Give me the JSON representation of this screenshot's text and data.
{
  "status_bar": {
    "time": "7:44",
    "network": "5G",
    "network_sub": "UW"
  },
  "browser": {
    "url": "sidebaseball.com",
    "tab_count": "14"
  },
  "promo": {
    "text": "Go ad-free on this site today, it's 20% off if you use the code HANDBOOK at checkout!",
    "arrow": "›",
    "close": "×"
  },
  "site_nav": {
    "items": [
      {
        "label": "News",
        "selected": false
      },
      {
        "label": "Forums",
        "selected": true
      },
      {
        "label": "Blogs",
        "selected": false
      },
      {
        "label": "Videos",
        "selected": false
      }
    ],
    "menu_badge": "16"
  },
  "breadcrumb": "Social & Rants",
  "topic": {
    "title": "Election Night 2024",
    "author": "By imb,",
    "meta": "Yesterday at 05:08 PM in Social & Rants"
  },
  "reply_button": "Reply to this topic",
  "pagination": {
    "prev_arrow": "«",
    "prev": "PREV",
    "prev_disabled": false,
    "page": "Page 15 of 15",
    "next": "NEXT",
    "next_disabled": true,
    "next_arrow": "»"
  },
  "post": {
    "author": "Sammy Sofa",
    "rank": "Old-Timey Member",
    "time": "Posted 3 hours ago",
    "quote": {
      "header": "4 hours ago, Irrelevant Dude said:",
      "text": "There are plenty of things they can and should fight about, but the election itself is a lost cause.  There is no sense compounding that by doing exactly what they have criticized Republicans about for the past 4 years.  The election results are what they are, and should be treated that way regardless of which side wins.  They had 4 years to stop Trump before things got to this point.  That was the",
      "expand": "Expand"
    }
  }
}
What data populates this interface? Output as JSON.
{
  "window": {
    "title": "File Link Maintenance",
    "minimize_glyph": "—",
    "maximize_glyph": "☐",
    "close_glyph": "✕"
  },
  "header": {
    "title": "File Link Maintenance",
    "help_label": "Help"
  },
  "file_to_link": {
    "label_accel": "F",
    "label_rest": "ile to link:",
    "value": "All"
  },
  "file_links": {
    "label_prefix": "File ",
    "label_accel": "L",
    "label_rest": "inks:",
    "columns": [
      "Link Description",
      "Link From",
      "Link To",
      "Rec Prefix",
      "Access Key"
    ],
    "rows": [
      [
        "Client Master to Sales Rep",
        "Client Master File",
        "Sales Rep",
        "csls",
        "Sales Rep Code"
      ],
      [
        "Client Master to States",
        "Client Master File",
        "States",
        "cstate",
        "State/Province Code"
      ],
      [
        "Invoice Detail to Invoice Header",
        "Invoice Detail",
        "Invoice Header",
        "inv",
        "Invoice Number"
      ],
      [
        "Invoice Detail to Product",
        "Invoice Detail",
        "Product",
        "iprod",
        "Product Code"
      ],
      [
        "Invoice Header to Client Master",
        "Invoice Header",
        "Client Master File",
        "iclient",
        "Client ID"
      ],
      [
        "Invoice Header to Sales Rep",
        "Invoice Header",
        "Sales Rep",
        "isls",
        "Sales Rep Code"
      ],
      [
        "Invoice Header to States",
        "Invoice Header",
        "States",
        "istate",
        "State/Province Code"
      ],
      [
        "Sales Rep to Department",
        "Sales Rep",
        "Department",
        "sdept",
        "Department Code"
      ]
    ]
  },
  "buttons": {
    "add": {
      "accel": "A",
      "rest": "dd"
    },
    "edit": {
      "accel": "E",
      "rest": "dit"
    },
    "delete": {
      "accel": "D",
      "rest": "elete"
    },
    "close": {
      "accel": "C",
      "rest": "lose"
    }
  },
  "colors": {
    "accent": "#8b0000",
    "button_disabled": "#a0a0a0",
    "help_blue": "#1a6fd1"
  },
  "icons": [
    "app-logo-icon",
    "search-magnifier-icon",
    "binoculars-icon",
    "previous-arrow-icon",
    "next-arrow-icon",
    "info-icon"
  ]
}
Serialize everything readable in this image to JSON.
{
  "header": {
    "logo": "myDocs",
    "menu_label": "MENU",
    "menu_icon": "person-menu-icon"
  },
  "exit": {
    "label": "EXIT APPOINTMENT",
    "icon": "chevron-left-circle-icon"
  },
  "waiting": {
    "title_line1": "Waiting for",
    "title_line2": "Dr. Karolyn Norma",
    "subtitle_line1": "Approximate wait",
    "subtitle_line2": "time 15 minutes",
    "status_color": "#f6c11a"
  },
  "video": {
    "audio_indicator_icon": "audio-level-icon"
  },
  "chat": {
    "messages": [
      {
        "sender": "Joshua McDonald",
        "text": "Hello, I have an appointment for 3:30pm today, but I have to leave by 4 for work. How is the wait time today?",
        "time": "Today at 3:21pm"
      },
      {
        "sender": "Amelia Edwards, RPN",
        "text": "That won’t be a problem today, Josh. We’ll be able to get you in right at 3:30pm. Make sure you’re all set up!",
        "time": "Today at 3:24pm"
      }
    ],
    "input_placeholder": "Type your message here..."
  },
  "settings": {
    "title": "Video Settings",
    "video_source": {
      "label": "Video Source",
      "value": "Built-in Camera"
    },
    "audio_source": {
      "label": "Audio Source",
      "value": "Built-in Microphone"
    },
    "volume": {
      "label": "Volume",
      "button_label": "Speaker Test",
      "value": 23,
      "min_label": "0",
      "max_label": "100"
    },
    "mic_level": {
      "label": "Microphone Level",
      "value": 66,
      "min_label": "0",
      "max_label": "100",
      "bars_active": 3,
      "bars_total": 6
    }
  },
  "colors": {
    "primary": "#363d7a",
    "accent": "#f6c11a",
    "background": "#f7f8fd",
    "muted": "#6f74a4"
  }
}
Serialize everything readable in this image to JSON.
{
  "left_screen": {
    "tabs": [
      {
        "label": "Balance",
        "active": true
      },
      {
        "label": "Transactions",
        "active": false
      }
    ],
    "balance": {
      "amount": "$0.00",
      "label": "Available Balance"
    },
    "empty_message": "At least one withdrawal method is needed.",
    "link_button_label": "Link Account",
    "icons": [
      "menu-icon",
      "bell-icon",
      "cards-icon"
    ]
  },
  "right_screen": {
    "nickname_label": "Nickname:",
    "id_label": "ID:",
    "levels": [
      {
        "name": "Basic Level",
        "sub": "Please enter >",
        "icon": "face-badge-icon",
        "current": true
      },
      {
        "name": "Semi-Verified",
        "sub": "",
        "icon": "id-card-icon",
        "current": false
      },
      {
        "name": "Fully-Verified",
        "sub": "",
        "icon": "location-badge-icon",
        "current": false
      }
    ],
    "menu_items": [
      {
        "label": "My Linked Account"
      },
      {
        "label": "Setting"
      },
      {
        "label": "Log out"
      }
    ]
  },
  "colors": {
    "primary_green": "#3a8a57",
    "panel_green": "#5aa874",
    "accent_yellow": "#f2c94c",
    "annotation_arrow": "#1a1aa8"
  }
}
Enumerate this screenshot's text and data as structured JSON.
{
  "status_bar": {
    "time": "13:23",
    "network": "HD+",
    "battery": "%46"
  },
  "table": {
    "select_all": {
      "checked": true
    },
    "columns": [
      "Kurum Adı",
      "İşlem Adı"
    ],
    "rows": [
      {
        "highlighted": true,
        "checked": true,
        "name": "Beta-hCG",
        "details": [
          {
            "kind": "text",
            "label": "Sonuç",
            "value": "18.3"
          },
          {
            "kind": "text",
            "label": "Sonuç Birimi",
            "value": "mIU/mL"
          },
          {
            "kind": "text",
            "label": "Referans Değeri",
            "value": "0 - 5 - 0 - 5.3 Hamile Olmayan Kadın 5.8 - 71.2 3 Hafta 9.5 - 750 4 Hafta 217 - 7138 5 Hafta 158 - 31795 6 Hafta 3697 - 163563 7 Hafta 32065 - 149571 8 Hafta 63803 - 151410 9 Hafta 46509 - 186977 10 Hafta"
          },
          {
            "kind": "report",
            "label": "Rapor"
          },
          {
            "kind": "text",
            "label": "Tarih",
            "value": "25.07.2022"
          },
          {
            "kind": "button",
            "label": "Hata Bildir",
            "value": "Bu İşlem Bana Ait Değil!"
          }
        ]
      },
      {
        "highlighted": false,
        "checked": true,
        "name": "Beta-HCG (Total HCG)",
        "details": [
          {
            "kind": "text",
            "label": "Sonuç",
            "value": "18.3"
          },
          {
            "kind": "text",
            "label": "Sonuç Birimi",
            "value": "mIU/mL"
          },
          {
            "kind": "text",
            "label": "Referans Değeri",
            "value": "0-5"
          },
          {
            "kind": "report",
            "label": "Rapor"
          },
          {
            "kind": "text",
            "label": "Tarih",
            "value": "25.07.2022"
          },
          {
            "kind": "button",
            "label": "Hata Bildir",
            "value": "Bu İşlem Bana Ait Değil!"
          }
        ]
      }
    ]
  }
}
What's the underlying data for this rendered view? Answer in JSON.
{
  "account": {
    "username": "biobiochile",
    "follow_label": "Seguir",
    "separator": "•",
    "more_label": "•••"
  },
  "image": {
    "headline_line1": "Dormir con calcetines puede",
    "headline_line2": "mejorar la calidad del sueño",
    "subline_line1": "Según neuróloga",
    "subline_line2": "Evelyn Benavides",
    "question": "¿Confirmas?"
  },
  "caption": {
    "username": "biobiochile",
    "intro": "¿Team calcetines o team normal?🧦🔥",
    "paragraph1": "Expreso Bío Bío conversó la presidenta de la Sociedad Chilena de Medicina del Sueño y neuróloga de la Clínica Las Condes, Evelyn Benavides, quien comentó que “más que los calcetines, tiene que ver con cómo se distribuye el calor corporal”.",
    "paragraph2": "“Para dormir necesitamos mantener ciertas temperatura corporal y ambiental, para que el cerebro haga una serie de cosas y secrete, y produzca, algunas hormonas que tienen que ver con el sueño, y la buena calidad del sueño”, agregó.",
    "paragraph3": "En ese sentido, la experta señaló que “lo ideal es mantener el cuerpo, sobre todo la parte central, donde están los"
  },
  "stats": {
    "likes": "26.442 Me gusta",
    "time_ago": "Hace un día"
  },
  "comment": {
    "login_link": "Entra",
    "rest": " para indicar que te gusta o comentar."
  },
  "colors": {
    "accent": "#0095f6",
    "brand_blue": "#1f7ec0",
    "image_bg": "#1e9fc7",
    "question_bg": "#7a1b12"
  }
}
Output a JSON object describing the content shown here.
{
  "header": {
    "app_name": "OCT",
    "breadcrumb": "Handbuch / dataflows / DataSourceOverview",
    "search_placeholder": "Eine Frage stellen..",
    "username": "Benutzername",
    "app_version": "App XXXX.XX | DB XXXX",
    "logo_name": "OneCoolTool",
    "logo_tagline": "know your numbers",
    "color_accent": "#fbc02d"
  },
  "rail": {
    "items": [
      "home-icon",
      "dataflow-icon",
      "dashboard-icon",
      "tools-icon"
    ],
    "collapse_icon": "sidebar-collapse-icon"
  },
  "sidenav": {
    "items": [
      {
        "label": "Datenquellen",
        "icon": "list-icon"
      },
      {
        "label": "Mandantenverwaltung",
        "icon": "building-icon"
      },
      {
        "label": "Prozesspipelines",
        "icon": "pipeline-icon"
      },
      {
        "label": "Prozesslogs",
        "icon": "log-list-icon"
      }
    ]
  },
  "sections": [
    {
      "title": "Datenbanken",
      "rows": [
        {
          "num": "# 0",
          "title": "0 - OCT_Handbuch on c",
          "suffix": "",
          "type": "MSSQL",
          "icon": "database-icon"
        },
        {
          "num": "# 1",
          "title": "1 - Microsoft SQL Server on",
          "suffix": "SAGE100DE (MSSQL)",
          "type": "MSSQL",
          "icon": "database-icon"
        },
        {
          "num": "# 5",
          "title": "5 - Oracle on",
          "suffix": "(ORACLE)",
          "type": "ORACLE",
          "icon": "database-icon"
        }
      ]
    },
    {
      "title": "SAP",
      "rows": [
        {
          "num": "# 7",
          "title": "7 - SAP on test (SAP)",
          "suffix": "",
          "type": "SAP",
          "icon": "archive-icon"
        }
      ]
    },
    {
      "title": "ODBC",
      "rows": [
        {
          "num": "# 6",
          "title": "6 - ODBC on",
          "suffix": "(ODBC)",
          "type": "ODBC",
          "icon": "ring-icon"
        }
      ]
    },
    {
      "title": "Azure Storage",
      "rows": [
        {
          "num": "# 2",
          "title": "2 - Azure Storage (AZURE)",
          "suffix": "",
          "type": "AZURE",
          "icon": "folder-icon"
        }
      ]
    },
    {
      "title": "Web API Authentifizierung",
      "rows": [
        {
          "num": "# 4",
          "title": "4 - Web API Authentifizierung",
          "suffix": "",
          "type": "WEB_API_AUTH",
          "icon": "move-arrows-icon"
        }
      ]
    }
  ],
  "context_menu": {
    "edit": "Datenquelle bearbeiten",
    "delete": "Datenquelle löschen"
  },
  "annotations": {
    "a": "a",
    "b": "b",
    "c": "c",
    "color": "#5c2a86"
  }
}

• **Exercise**
Of the lines in the entries above, how many include "hours"? Only the number should be given.

• **In response**
2